=== Material provided ===
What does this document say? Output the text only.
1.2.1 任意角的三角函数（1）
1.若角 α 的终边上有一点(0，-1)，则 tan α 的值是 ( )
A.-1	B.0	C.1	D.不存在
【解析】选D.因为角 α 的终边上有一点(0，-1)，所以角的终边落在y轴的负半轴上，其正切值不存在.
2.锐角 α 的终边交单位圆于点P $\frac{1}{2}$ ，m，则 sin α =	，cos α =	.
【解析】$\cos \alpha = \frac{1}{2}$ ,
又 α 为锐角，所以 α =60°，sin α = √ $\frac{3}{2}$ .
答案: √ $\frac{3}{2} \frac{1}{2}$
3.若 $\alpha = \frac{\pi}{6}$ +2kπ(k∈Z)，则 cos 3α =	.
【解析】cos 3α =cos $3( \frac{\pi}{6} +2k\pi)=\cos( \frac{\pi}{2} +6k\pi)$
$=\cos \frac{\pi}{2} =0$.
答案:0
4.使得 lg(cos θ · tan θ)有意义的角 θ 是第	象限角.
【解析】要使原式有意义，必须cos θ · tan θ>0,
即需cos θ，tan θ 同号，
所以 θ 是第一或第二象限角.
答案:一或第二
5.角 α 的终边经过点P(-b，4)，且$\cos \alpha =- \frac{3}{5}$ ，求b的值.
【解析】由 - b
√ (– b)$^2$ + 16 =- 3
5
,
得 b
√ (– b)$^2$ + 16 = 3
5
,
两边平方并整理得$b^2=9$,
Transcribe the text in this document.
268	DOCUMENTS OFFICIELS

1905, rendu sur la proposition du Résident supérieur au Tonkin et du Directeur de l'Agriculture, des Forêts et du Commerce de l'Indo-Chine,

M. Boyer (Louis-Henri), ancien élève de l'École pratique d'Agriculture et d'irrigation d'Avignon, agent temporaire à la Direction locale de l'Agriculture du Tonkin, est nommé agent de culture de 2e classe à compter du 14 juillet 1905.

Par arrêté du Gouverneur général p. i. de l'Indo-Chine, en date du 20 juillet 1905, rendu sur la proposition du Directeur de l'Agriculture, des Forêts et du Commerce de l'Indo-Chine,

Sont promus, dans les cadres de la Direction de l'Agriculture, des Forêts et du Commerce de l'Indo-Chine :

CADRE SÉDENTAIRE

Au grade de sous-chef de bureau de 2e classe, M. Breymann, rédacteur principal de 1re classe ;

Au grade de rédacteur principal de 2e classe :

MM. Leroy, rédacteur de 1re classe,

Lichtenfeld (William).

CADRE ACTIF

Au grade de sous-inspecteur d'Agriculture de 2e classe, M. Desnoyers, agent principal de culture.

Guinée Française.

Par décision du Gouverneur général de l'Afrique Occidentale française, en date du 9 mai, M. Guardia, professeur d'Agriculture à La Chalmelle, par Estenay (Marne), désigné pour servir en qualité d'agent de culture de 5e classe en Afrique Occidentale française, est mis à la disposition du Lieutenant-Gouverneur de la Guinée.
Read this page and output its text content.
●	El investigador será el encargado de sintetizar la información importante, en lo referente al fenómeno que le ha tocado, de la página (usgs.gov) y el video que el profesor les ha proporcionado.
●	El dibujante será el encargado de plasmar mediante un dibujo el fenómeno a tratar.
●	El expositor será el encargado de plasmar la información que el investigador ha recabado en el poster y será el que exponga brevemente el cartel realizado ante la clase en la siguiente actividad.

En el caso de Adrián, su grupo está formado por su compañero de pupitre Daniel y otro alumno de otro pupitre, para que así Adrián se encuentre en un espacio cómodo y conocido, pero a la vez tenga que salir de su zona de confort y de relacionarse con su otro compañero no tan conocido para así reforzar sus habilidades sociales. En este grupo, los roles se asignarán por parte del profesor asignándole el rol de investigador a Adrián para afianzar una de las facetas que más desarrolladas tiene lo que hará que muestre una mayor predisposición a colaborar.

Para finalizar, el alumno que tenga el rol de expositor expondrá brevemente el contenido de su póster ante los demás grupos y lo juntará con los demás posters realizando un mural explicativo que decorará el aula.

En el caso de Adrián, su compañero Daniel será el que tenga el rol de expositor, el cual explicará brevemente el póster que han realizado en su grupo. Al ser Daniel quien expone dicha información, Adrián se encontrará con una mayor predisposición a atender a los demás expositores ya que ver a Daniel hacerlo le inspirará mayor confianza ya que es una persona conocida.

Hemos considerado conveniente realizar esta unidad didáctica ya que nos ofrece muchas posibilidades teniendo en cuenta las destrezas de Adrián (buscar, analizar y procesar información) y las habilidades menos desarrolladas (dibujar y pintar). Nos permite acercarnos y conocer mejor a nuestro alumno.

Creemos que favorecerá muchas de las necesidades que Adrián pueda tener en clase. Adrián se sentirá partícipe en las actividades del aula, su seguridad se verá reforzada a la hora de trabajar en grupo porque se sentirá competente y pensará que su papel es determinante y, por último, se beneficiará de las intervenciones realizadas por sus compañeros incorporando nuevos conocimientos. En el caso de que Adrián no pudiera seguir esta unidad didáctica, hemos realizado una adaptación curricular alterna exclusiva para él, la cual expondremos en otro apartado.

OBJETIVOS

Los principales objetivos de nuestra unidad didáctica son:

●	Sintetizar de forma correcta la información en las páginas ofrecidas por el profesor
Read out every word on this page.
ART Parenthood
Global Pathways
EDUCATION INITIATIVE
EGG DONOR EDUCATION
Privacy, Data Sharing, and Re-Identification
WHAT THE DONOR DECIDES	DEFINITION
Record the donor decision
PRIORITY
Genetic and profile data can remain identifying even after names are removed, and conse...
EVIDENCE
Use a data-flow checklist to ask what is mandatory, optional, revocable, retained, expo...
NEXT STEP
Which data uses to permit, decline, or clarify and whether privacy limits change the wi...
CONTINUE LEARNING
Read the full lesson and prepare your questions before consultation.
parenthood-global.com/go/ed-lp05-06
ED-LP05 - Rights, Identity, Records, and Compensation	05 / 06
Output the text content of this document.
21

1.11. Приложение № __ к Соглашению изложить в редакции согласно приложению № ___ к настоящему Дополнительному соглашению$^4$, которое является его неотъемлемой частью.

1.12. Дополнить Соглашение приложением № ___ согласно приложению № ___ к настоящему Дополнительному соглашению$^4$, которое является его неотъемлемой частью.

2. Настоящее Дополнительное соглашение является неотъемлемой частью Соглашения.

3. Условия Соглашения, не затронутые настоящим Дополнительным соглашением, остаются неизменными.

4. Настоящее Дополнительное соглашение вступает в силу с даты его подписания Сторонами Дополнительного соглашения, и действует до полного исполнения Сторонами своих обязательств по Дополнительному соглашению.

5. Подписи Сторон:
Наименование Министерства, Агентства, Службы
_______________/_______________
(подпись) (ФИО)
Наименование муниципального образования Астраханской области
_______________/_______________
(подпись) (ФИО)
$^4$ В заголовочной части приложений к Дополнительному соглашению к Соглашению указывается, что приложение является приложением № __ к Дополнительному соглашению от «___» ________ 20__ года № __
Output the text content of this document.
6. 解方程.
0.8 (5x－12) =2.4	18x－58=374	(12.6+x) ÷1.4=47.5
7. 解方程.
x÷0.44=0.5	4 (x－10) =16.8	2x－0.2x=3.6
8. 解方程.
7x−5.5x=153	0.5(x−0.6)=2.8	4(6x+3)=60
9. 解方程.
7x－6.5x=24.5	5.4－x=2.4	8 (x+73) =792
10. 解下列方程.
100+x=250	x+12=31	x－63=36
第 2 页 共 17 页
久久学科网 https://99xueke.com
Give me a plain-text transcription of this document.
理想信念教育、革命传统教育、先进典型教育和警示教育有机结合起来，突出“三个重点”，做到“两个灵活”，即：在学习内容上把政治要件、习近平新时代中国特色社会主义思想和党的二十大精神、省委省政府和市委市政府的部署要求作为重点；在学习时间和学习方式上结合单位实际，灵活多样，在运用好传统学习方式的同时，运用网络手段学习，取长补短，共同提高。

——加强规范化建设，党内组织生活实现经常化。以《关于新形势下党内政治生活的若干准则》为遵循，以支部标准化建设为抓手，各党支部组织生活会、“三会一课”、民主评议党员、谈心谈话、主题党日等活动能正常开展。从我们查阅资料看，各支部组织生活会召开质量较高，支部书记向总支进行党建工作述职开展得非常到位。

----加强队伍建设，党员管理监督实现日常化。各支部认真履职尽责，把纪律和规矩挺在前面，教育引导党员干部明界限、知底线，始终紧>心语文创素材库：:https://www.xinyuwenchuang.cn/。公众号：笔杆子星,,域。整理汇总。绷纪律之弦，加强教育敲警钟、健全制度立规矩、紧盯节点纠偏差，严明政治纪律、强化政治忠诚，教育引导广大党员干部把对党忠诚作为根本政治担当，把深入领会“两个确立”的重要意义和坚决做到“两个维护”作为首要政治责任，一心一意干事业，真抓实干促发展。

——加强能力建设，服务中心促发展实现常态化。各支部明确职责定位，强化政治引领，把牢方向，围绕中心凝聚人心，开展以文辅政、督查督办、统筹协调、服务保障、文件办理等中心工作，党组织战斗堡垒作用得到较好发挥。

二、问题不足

=== Stated problem ===
Which lines contain "приложению"? Copy each of them out.

=== The solution ===
1.11. Приложение № __ к Соглашению изложить в редакции согласно приложению № ___ к настоящему Дополнительному соглашению$^4$, которое является его неотъемлемой частью.
1.12. Дополнить Соглашение приложением № ___ согласно приложению № ___ к настоящему Дополнительному соглашению$^4$, которое является его неотъемлемой частью.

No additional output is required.